* THE TASK
Write out each line beneath this one exactly as it reads.

* EXERCISE INPUTS

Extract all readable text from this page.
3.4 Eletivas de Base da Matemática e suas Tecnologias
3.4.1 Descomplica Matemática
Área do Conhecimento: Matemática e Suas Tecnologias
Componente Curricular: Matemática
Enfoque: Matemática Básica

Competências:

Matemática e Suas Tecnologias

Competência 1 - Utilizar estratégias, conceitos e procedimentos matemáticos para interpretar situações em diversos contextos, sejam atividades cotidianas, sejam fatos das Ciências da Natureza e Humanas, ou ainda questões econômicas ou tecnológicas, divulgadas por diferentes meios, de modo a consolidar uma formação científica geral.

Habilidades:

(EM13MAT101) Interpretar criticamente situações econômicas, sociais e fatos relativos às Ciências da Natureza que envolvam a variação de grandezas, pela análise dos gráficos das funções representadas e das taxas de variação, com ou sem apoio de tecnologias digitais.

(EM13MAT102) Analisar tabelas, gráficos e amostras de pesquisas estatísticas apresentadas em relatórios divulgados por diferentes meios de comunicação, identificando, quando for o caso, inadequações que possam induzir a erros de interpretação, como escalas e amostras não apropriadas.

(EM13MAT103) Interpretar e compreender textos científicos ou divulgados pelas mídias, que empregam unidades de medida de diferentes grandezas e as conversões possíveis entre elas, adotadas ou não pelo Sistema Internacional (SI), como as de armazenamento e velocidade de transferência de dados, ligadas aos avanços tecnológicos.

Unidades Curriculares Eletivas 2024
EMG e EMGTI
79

* SOLUTION FOR THIS PROBLEM
Extract all readable text from this page.
3.4 Eletivas de Base da Matemática e suas Tecnologias
3.4.1 Descomplica Matemática
Área do Conhecimento: Matemática e Suas Tecnologias
Componente Curricular: Matemática
Enfoque: Matemática Básica

Competências:

Matemática e Suas Tecnologias

Competência 1 - Utilizar estratégias, conceitos e procedimentos matemáticos para interpretar situações em diversos contextos, sejam atividades cotidianas, sejam fatos das Ciências da Natureza e Humanas, ou ainda questões econômicas ou tecnológicas, divulgadas por diferentes meios, de modo a consolidar uma formação científica geral.

Habilidades:

(EM13MAT101) Interpretar criticamente situações econômicas, sociais e fatos relativos às Ciências da Natureza que envolvam a variação de grandezas, pela análise dos gráficos das funções representadas e das taxas de variação, com ou sem apoio de tecnologias digitais.

(EM13MAT102) Analisar tabelas, gráficos e amostras de pesquisas estatísticas apresentadas em relatórios divulgados por diferentes meios de comunicação, identificando, quando for o caso, inadequações que possam induzir a erros de interpretação, como escalas e amostras não apropriadas.

(EM13MAT103) Interpretar e compreender textos científicos ou divulgados pelas mídias, que empregam unidades de medida de diferentes grandezas e as conversões possíveis entre elas, adotadas ou não pelo Sistema Internacional (SI), como as de armazenamento e velocidade de transferência de dados, ligadas aos avanços tecnológicos.

Unidades Curriculares Eletivas 2024
EMG e EMGTI
79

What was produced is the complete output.